[Figure record listings]
----------------------------------------

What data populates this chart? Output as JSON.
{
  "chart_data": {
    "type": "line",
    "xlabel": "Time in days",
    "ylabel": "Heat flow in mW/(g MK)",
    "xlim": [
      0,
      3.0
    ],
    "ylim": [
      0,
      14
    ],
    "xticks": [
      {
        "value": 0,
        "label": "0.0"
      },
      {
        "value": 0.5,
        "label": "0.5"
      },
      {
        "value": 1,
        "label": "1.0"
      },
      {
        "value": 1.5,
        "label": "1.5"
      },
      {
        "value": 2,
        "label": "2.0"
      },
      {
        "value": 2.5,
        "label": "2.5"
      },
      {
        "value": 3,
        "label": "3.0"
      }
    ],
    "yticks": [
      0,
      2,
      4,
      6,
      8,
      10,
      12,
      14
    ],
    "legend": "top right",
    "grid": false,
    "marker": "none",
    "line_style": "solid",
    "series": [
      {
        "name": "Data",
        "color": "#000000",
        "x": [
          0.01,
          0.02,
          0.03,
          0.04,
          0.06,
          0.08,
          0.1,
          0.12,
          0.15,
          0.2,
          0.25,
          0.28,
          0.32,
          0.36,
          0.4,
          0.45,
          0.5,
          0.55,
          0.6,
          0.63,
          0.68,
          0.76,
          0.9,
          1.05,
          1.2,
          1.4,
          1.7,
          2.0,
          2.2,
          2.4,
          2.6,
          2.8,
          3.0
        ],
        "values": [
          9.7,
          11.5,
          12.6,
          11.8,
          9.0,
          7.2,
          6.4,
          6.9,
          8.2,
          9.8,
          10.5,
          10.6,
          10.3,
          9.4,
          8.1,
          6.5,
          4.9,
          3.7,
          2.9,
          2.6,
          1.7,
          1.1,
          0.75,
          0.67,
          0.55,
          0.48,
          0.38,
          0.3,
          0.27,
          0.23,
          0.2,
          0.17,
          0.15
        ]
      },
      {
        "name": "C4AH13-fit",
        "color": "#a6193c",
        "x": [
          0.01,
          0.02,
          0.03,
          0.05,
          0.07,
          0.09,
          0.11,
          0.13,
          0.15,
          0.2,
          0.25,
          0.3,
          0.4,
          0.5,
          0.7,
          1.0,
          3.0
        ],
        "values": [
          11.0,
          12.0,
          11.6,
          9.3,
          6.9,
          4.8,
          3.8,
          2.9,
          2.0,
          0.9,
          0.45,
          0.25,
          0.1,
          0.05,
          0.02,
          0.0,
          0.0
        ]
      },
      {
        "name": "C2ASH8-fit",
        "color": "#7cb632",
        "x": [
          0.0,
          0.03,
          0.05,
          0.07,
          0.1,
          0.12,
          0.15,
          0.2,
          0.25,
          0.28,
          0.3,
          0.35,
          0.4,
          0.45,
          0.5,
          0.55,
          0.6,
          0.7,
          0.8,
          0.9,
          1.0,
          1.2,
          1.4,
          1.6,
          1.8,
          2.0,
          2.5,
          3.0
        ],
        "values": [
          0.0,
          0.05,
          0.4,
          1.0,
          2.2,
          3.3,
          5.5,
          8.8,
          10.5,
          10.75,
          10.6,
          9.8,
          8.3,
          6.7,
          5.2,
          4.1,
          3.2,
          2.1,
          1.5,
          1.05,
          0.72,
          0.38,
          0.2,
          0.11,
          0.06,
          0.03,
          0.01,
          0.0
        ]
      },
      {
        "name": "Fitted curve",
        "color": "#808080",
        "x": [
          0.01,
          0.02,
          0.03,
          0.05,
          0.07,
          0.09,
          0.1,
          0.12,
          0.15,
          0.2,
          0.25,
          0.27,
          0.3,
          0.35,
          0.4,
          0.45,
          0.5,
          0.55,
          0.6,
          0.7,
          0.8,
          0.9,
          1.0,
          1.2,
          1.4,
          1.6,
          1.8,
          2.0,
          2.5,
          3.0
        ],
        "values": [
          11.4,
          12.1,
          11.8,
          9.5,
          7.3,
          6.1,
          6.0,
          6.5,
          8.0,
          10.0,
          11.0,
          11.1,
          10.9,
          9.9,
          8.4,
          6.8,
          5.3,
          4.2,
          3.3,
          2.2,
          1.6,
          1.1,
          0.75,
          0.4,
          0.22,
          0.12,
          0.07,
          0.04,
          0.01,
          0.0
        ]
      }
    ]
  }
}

----------------------------------------

### Problem
Work out how many lines in the records above contain the word "color", and reply with that number alone.

### Solution to this task
4